* [Exercise directions]
Repeat, exactly and in full, the lines of the listing below, but without any pictures.

----- Record set -----

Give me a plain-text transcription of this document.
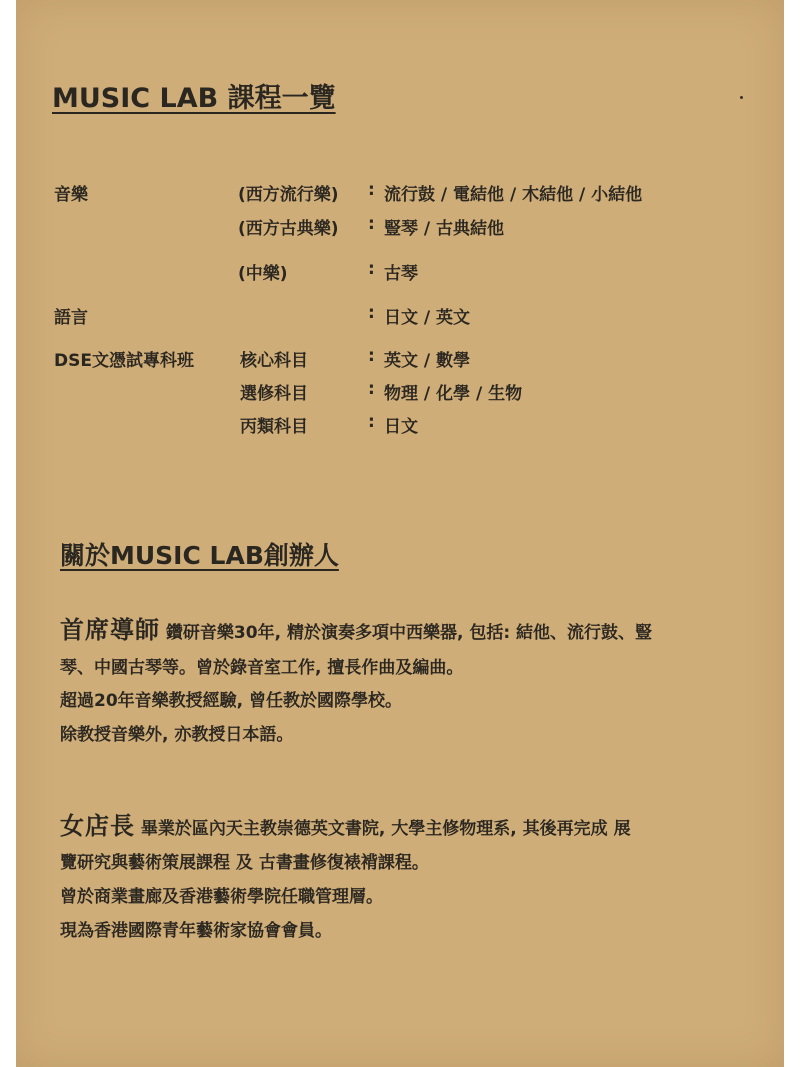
MUSIC LAB 課程一覽
音樂	(西方流行樂) : 流行鼓 / 電結他 / 木結他 / 小結他
(西方古典樂) : 豎琴 / 古典結他
(中樂)	: 古琴
語言	: 日文 / 英文
DSE文憑試專科班	核心科目	: 英文 / 數學
選修科目	: 物理 / 化學 / 生物
丙類科目	: 日文
關於MUSIC LAB創辦人
首席導師 鑽研音樂30年, 精於演奏多項中西樂器, 包括: 結他、流行鼓、豎
琴、中國古琴等。曾於錄音室工作, 擅長作曲及編曲。
超過20年音樂教授經驗, 曾任教於國際學校。
除教授音樂外, 亦教授日本語。
女店長 畢業於區內天主教崇德英文書院, 大學主修物理系, 其後再完成 展
覽研究與藝術策展課程 及 古書畫修復裱褙課程。
曾於商業畫廊及香港藝術學院任職管理層。
現為香港國際青年藝術家協會會員。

-----

* [Output below]
Give me a plain-text transcription of this document.
MUSIC LAB 課程一覽
音樂	(西方流行樂) : 流行鼓 / 電結他 / 木結他 / 小結他
(西方古典樂) : 豎琴 / 古典結他
(中樂)	: 古琴
語言	: 日文 / 英文
DSE文憑試專科班	核心科目	: 英文 / 數學
選修科目	: 物理 / 化學 / 生物
丙類科目	: 日文
關於MUSIC LAB創辦人
首席導師 鑽研音樂30年, 精於演奏多項中西樂器, 包括: 結他、流行鼓、豎
琴、中國古琴等。曾於錄音室工作, 擅長作曲及編曲。
超過20年音樂教授經驗, 曾任教於國際學校。
除教授音樂外, 亦教授日本語。
女店長 畢業於區內天主教崇德英文書院, 大學主修物理系, 其後再完成 展
覽研究與藝術策展課程 及 古書畫修復裱褙課程。
曾於商業畫廊及香港藝術學院任職管理層。
現為香港國際青年藝術家協會會員。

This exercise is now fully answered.